• **GOAL**: Each line below should be quoted exactly, please.

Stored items

-*-

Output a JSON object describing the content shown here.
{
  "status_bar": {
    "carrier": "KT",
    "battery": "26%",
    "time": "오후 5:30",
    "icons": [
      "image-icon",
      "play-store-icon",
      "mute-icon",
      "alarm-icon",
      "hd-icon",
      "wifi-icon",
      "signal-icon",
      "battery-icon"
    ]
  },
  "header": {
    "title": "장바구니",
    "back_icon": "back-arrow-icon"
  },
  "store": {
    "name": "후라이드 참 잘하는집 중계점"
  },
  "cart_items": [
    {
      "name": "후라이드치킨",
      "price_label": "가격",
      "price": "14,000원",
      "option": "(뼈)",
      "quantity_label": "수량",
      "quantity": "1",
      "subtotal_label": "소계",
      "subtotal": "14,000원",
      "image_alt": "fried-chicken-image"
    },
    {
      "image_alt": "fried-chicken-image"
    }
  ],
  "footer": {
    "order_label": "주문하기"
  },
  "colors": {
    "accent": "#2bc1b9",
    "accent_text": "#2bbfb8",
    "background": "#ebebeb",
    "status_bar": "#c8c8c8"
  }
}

-*-

• **REPLY TO THE EXERCISE**:
Output a JSON object describing the content shown here.
{
  "status_bar": {
    "carrier": "KT",
    "battery": "26%",
    "time": "오후 5:30",
    "icons": [
      "image-icon",
      "play-store-icon",
      "mute-icon",
      "alarm-icon",
      "hd-icon",
      "wifi-icon",
      "signal-icon",
      "battery-icon"
    ]
  },
  "header": {
    "title": "장바구니",
    "back_icon": "back-arrow-icon"
  },
  "store": {
    "name": "후라이드 참 잘하는집 중계점"
  },
  "cart_items": [
    {
      "name": "후라이드치킨",
      "price_label": "가격",
      "price": "14,000원",
      "option": "(뼈)",
      "quantity_label": "수량",
      "quantity": "1",
      "subtotal_label": "소계",
      "subtotal": "14,000원",
      "image_alt": "fried-chicken-image"
    },
    {
      "image_alt": "fried-chicken-image"
    }
  ],
  "footer": {
    "order_label": "주문하기"
  },
  "colors": {
    "accent": "#2bc1b9",
    "accent_text": "#2bbfb8",
    "background": "#ebebeb",
    "status_bar": "#c8c8c8"
  }
}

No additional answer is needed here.